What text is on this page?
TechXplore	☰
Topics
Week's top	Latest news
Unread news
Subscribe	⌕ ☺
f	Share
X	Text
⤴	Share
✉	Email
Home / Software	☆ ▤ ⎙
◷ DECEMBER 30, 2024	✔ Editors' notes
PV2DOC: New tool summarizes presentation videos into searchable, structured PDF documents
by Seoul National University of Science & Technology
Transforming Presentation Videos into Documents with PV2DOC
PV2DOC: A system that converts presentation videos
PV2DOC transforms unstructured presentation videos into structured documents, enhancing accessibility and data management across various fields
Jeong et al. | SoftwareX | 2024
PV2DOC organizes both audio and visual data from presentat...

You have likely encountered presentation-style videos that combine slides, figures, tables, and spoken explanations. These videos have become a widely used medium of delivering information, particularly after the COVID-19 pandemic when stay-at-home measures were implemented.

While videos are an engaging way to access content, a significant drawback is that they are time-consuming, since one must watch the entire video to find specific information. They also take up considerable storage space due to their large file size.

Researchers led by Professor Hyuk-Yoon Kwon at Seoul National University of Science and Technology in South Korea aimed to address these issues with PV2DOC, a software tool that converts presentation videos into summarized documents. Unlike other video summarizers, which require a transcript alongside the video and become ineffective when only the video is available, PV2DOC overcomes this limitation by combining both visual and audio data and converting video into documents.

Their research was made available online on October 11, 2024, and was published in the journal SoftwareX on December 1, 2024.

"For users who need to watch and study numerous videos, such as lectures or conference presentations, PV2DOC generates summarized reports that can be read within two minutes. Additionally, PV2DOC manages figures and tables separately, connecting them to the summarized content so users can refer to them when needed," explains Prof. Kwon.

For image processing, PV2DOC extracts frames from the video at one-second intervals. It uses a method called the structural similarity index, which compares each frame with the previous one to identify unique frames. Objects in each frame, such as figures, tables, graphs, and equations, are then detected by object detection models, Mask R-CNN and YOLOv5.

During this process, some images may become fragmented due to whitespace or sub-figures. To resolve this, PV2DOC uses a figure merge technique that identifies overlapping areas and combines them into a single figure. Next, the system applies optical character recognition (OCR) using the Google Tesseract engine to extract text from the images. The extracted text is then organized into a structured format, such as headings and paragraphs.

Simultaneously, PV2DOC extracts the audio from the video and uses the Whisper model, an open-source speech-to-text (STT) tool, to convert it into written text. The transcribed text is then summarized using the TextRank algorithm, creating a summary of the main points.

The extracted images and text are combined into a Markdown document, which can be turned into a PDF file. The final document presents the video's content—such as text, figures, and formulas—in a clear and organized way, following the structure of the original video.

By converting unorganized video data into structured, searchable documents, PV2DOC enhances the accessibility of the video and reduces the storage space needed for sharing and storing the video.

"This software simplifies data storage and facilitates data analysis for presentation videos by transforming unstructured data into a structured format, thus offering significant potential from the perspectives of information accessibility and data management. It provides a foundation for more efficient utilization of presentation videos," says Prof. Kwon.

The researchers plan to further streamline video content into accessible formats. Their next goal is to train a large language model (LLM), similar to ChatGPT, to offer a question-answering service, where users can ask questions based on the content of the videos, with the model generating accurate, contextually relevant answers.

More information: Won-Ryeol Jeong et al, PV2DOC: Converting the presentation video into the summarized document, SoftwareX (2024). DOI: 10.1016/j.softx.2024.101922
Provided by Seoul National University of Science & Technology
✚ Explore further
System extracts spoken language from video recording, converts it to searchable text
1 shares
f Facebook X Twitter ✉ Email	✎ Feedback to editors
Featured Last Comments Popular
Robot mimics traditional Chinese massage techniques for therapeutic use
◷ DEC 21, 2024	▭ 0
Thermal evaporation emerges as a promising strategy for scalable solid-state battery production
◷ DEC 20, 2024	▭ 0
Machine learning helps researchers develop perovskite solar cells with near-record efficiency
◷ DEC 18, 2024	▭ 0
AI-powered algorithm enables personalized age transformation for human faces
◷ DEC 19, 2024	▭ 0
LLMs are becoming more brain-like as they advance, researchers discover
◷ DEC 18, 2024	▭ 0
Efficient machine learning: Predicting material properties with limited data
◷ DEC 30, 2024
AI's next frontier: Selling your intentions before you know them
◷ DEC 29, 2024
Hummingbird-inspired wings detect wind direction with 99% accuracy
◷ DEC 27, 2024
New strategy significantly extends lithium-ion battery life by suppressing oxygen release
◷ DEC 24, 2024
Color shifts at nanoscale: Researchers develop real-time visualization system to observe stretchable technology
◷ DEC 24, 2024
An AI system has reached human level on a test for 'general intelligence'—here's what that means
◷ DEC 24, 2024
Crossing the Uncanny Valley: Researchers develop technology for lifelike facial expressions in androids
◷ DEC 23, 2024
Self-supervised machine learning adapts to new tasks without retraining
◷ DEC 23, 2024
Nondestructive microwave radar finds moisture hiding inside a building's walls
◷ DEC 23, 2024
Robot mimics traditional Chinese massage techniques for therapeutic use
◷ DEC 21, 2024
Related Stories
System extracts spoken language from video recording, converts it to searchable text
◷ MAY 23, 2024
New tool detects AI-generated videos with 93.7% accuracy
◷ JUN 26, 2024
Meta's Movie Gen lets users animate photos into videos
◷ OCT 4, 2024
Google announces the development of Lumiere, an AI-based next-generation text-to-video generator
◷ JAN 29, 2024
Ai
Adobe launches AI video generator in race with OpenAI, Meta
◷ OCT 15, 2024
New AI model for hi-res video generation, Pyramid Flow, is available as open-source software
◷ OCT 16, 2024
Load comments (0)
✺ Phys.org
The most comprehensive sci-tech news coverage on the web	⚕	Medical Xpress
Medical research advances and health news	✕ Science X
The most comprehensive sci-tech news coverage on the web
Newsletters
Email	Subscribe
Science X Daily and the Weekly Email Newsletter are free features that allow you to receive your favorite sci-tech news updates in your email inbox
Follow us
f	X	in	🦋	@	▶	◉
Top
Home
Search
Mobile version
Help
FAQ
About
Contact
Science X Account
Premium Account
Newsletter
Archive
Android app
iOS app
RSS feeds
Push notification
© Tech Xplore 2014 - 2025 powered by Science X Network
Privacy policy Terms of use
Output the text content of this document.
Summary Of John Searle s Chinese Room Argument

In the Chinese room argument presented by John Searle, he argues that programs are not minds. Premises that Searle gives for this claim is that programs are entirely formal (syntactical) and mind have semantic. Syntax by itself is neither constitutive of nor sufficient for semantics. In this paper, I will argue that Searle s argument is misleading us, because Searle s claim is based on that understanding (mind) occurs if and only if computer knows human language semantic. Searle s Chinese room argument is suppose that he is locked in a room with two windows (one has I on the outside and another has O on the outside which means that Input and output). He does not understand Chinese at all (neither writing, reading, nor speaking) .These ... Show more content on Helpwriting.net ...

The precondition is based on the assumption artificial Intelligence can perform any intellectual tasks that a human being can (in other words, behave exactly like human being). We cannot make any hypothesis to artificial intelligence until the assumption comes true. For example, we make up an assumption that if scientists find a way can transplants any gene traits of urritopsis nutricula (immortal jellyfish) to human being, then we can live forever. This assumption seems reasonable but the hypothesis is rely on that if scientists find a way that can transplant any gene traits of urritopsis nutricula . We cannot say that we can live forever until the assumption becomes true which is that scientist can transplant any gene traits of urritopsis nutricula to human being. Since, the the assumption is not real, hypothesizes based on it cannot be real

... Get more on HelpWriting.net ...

DESCRIPTION OF THE TASK.
The data above is to be returned exactly, with nothing altered.

EXPECTED ANSWER.
What text is on this page?
TechXplore	☰
Topics
Week's top	Latest news
Unread news
Subscribe	⌕ ☺
f	Share
X	Text
⤴	Share
✉	Email
Home / Software	☆ ▤ ⎙
◷ DECEMBER 30, 2024	✔ Editors' notes
PV2DOC: New tool summarizes presentation videos into searchable, structured PDF documents
by Seoul National University of Science & Technology
Transforming Presentation Videos into Documents with PV2DOC
PV2DOC: A system that converts presentation videos
PV2DOC transforms unstructured presentation videos into structured documents, enhancing accessibility and data management across various fields
Jeong et al. | SoftwareX | 2024
PV2DOC organizes both audio and visual data from presentat...

You have likely encountered presentation-style videos that combine slides, figures, tables, and spoken explanations. These videos have become a widely used medium of delivering information, particularly after the COVID-19 pandemic when stay-at-home measures were implemented.

While videos are an engaging way to access content, a significant drawback is that they are time-consuming, since one must watch the entire video to find specific information. They also take up considerable storage space due to their large file size.

Researchers led by Professor Hyuk-Yoon Kwon at Seoul National University of Science and Technology in South Korea aimed to address these issues with PV2DOC, a software tool that converts presentation videos into summarized documents. Unlike other video summarizers, which require a transcript alongside the video and become ineffective when only the video is available, PV2DOC overcomes this limitation by combining both visual and audio data and converting video into documents.

Their research was made available online on October 11, 2024, and was published in the journal SoftwareX on December 1, 2024.

"For users who need to watch and study numerous videos, such as lectures or conference presentations, PV2DOC generates summarized reports that can be read within two minutes. Additionally, PV2DOC manages figures and tables separately, connecting them to the summarized content so users can refer to them when needed," explains Prof. Kwon.

For image processing, PV2DOC extracts frames from the video at one-second intervals. It uses a method called the structural similarity index, which compares each frame with the previous one to identify unique frames. Objects in each frame, such as figures, tables, graphs, and equations, are then detected by object detection models, Mask R-CNN and YOLOv5.

During this process, some images may become fragmented due to whitespace or sub-figures. To resolve this, PV2DOC uses a figure merge technique that identifies overlapping areas and combines them into a single figure. Next, the system applies optical character recognition (OCR) using the Google Tesseract engine to extract text from the images. The extracted text is then organized into a structured format, such as headings and paragraphs.

Simultaneously, PV2DOC extracts the audio from the video and uses the Whisper model, an open-source speech-to-text (STT) tool, to convert it into written text. The transcribed text is then summarized using the TextRank algorithm, creating a summary of the main points.

The extracted images and text are combined into a Markdown document, which can be turned into a PDF file. The final document presents the video's content—such as text, figures, and formulas—in a clear and organized way, following the structure of the original video.

By converting unorganized video data into structured, searchable documents, PV2DOC enhances the accessibility of the video and reduces the storage space needed for sharing and storing the video.

"This software simplifies data storage and facilitates data analysis for presentation videos by transforming unstructured data into a structured format, thus offering significant potential from the perspectives of information accessibility and data management. It provides a foundation for more efficient utilization of presentation videos," says Prof. Kwon.

The researchers plan to further streamline video content into accessible formats. Their next goal is to train a large language model (LLM), similar to ChatGPT, to offer a question-answering service, where users can ask questions based on the content of the videos, with the model generating accurate, contextually relevant answers.

More information: Won-Ryeol Jeong et al, PV2DOC: Converting the presentation video into the summarized document, SoftwareX (2024). DOI: 10.1016/j.softx.2024.101922
Provided by Seoul National University of Science & Technology
✚ Explore further
System extracts spoken language from video recording, converts it to searchable text
1 shares
f Facebook X Twitter ✉ Email	✎ Feedback to editors
Featured Last Comments Popular
Robot mimics traditional Chinese massage techniques for therapeutic use
◷ DEC 21, 2024	▭ 0
Thermal evaporation emerges as a promising strategy for scalable solid-state battery production
◷ DEC 20, 2024	▭ 0
Machine learning helps researchers develop perovskite solar cells with near-record efficiency
◷ DEC 18, 2024	▭ 0
AI-powered algorithm enables personalized age transformation for human faces
◷ DEC 19, 2024	▭ 0
LLMs are becoming more brain-like as they advance, researchers discover
◷ DEC 18, 2024	▭ 0
Efficient machine learning: Predicting material properties with limited data
◷ DEC 30, 2024
AI's next frontier: Selling your intentions before you know them
◷ DEC 29, 2024
Hummingbird-inspired wings detect wind direction with 99% accuracy
◷ DEC 27, 2024
New strategy significantly extends lithium-ion battery life by suppressing oxygen release
◷ DEC 24, 2024
Color shifts at nanoscale: Researchers develop real-time visualization system to observe stretchable technology
◷ DEC 24, 2024
An AI system has reached human level on a test for 'general intelligence'—here's what that means
◷ DEC 24, 2024
Crossing the Uncanny Valley: Researchers develop technology for lifelike facial expressions in androids
◷ DEC 23, 2024
Self-supervised machine learning adapts to new tasks without retraining
◷ DEC 23, 2024
Nondestructive microwave radar finds moisture hiding inside a building's walls
◷ DEC 23, 2024
Robot mimics traditional Chinese massage techniques for therapeutic use
◷ DEC 21, 2024
Related Stories
System extracts spoken language from video recording, converts it to searchable text
◷ MAY 23, 2024
New tool detects AI-generated videos with 93.7% accuracy
◷ JUN 26, 2024
Meta's Movie Gen lets users animate photos into videos
◷ OCT 4, 2024
Google announces the development of Lumiere, an AI-based next-generation text-to-video generator
◷ JAN 29, 2024
Ai
Adobe launches AI video generator in race with OpenAI, Meta
◷ OCT 15, 2024
New AI model for hi-res video generation, Pyramid Flow, is available as open-source software
◷ OCT 16, 2024
Load comments (0)
✺ Phys.org
The most comprehensive sci-tech news coverage on the web	⚕	Medical Xpress
Medical research advances and health news	✕ Science X
The most comprehensive sci-tech news coverage on the web
Newsletters
Email	Subscribe
Science X Daily and the Weekly Email Newsletter are free features that allow you to receive your favorite sci-tech news updates in your email inbox
Follow us
f	X	in	🦋	@	▶	◉
Top
Home
Search
Mobile version
Help
FAQ
About
Contact
Science X Account
Premium Account
Newsletter
Archive
Android app
iOS app
RSS feeds
Push notification
© Tech Xplore 2014 - 2025 powered by Science X Network
Privacy policy Terms of use
Output the text content of this document.
Summary Of John Searle s Chinese Room Argument

In the Chinese room argument presented by John Searle, he argues that programs are not minds. Premises that Searle gives for this claim is that programs are entirely formal (syntactical) and mind have semantic. Syntax by itself is neither constitutive of nor sufficient for semantics. In this paper, I will argue that Searle s argument is misleading us, because Searle s claim is based on that understanding (mind) occurs if and only if computer knows human language semantic. Searle s Chinese room argument is suppose that he is locked in a room with two windows (one has I on the outside and another has O on the outside which means that Input and output). He does not understand Chinese at all (neither writing, reading, nor speaking) .These ... Show more content on Helpwriting.net ...

The precondition is based on the assumption artificial Intelligence can perform any intellectual tasks that a human being can (in other words, behave exactly like human being). We cannot make any hypothesis to artificial intelligence until the assumption comes true. For example, we make up an assumption that if scientists find a way can transplants any gene traits of urritopsis nutricula (immortal jellyfish) to human being, then we can live forever. This assumption seems reasonable but the hypothesis is rely on that if scientists find a way that can transplant any gene traits of urritopsis nutricula . We cannot say that we can live forever until the assumption becomes true which is that scientist can transplant any gene traits of urritopsis nutricula to human being. Since, the the assumption is not real, hypothesizes based on it cannot be real

... Get more on HelpWriting.net ...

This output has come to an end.